PROVIDED RECORDS:
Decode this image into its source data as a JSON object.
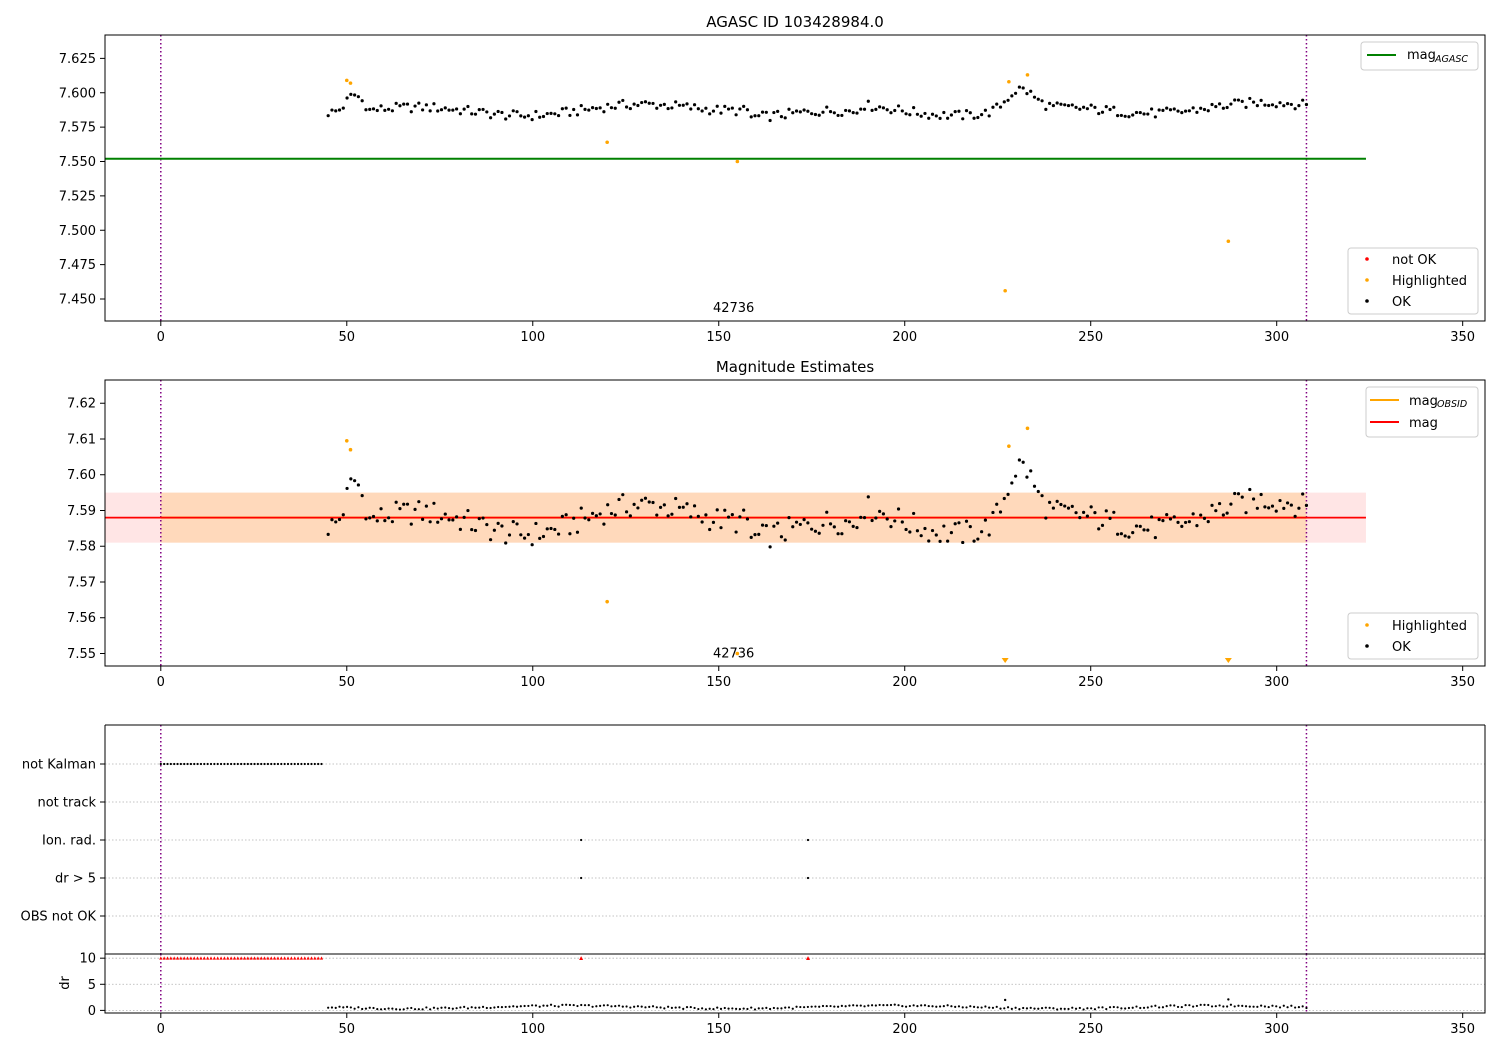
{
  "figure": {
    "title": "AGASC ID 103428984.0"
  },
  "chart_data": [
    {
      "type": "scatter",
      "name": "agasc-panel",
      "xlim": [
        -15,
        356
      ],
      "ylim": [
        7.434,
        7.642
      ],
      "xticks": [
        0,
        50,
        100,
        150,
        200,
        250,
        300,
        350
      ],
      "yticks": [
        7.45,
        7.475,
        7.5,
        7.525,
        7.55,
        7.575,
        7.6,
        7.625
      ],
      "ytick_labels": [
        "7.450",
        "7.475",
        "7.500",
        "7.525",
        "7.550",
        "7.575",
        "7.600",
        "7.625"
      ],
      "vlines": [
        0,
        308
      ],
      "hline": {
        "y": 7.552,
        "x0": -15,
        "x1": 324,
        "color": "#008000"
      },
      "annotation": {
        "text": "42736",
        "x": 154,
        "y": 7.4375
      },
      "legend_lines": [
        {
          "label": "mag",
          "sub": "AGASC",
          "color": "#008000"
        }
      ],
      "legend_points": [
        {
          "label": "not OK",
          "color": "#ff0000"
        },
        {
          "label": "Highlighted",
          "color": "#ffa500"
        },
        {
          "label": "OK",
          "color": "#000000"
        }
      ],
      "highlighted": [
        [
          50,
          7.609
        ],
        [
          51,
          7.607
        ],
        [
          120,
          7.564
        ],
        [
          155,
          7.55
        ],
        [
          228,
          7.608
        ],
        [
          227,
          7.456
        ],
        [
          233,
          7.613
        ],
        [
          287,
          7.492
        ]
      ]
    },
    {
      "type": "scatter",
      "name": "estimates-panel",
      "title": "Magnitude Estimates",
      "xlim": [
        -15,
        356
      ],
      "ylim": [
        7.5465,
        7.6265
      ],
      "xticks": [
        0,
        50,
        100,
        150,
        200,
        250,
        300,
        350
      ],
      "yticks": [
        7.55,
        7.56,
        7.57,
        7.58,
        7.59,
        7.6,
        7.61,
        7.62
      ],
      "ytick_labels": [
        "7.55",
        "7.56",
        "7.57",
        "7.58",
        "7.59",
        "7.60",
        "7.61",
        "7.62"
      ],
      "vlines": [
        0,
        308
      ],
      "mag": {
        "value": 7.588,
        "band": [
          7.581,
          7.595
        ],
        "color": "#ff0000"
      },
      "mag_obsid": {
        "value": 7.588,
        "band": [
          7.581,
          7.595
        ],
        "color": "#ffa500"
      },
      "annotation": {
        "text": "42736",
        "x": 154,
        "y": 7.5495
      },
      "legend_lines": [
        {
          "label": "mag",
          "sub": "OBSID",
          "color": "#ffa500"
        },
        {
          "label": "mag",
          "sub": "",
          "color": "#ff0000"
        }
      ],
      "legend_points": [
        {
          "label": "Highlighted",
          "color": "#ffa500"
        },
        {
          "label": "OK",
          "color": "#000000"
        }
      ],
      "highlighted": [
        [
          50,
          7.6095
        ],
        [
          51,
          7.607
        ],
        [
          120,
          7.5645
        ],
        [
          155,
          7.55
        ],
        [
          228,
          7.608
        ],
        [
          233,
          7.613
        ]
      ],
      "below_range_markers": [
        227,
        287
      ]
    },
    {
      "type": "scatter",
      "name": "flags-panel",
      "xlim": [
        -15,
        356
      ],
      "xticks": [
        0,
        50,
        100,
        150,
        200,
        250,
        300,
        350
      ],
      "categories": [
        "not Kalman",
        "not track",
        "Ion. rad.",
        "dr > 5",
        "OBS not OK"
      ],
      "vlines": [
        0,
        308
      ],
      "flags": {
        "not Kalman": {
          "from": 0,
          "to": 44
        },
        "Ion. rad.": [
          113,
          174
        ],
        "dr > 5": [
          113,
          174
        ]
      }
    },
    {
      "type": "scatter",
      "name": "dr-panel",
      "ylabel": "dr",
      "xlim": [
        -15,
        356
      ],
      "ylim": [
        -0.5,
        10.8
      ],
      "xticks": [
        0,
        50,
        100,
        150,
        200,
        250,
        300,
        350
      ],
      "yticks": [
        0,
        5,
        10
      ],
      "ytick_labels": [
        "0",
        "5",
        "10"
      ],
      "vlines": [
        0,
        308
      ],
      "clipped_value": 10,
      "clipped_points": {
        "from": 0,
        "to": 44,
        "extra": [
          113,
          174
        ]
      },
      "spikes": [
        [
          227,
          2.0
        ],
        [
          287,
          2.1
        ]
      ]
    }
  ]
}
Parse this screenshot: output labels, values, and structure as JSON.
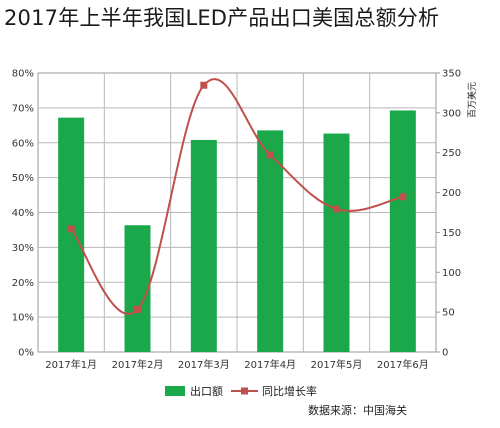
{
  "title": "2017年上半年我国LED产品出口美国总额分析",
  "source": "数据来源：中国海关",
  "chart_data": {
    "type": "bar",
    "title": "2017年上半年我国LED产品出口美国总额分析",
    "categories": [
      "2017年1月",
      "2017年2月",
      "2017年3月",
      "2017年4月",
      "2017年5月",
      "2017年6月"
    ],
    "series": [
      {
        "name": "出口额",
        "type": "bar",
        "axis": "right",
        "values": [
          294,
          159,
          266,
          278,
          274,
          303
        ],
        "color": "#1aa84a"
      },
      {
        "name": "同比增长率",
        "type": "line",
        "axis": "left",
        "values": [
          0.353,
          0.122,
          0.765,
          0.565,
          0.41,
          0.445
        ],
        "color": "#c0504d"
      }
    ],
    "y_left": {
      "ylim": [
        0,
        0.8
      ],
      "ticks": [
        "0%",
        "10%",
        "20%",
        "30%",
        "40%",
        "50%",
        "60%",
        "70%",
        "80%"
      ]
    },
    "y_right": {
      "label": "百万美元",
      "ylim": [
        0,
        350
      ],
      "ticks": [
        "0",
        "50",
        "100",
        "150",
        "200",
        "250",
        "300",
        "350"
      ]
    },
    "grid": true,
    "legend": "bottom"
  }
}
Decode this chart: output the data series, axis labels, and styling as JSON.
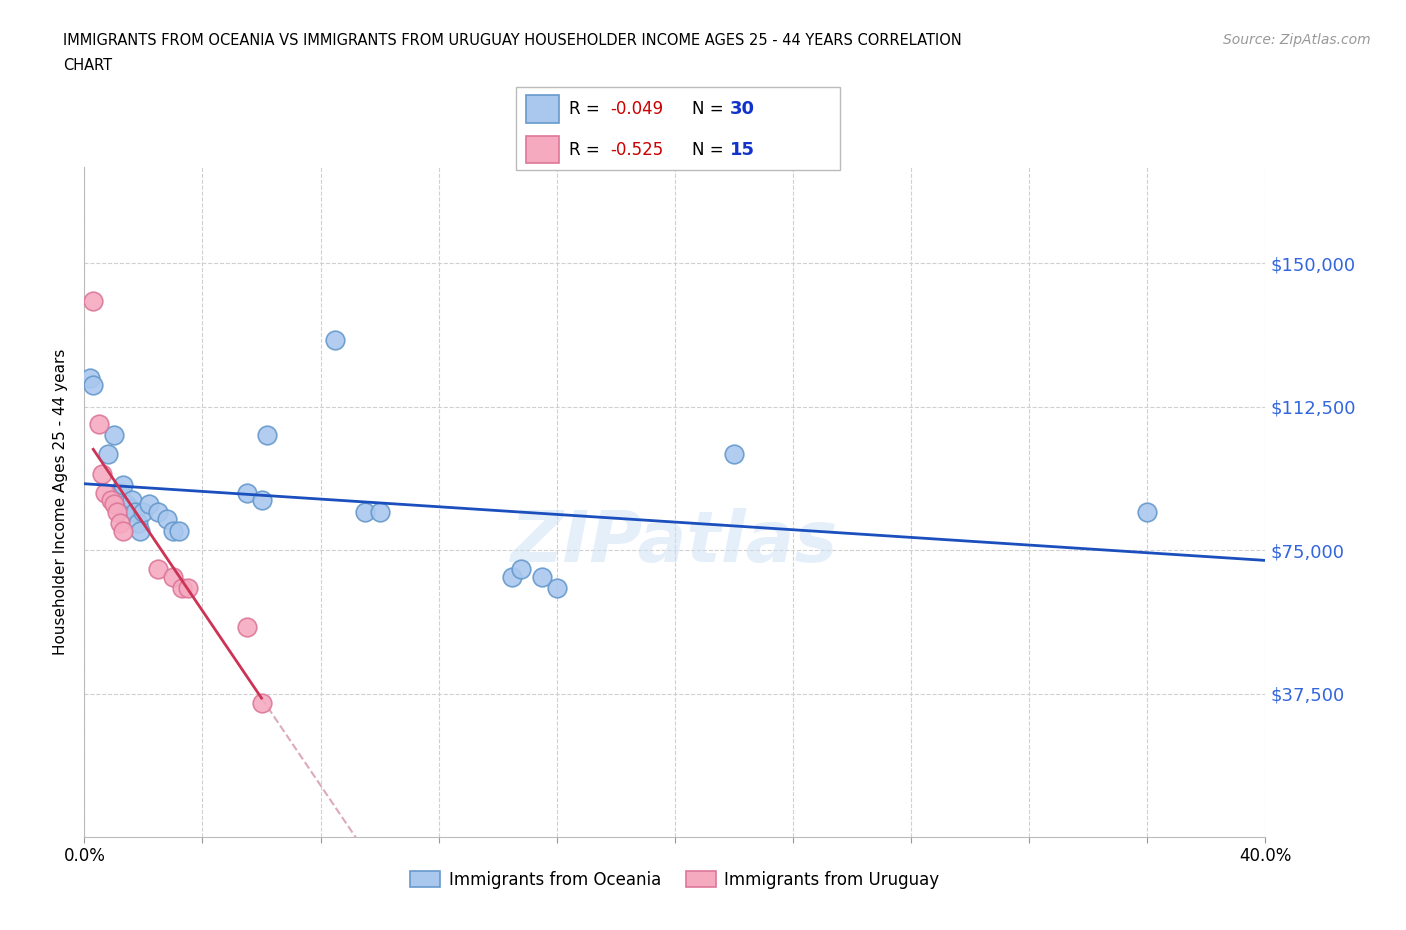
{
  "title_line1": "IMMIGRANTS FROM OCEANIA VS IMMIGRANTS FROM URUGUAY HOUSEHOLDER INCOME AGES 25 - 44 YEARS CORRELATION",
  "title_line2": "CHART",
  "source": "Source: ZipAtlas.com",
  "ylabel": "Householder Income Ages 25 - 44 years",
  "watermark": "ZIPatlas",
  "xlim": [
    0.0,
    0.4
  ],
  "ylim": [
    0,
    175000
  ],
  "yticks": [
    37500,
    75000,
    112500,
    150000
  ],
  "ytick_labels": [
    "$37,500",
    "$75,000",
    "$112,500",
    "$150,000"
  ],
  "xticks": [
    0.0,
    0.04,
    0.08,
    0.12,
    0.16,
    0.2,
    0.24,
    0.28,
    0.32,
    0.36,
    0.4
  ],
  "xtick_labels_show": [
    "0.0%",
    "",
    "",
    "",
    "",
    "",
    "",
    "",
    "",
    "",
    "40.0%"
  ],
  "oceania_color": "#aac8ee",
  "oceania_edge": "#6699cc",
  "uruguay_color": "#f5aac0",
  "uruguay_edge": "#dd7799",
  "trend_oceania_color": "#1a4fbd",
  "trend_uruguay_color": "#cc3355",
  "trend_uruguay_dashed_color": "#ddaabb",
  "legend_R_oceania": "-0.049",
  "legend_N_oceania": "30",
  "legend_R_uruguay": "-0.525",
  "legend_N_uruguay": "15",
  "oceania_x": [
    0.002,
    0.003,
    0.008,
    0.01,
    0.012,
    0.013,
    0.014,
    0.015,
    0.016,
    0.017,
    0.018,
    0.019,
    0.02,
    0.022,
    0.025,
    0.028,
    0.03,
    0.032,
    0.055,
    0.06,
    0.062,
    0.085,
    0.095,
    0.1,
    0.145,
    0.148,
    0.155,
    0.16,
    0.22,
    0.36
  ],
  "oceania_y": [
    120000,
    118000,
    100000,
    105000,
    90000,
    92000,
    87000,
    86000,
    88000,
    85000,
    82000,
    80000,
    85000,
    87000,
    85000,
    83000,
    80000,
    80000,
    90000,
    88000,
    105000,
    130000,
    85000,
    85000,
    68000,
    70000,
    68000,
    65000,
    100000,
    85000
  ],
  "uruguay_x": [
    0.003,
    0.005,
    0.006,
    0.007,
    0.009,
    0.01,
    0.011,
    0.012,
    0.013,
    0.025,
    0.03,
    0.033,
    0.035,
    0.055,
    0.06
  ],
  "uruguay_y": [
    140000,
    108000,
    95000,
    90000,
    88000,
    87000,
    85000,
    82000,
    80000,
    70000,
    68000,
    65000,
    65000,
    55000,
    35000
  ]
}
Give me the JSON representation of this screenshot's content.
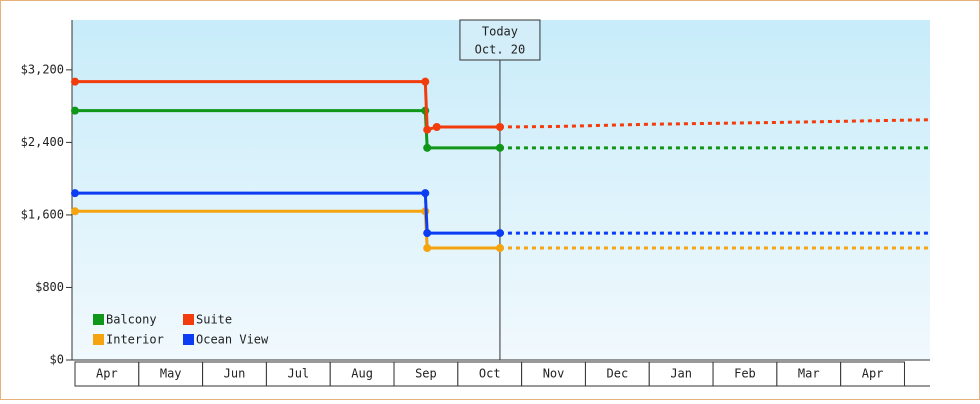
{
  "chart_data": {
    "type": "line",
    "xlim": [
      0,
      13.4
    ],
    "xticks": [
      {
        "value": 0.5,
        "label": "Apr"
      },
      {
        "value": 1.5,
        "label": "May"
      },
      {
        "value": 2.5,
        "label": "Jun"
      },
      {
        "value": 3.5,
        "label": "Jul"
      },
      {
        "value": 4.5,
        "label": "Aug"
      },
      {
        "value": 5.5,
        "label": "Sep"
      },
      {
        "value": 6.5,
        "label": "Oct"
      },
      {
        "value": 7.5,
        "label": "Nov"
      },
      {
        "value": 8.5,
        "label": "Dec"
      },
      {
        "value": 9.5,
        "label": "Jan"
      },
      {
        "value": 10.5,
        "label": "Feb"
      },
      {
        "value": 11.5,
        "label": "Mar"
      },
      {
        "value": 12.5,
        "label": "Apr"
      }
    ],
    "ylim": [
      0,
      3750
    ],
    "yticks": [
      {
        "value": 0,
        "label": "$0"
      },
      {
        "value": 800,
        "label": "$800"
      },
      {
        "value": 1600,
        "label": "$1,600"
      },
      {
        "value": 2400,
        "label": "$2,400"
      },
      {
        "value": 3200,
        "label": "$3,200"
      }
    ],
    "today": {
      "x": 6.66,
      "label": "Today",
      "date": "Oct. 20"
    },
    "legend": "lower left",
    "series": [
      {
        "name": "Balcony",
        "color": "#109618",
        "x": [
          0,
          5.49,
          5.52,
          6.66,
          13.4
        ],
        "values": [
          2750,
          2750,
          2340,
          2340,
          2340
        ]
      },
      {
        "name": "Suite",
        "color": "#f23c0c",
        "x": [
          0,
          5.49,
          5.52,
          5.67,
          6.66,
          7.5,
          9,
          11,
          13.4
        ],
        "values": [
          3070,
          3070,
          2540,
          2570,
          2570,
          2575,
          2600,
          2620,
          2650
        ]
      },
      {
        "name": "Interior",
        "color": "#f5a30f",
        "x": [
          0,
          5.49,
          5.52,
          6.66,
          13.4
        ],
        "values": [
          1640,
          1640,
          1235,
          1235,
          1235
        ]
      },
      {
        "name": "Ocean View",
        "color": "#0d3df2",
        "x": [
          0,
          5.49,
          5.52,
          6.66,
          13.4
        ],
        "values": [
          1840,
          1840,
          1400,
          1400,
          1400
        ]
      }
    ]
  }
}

EXERCISE REQUIREMENTS:
How many of the lines in the listing above hold the word "source"? Report only that figure.

ANSWER BELOW:
3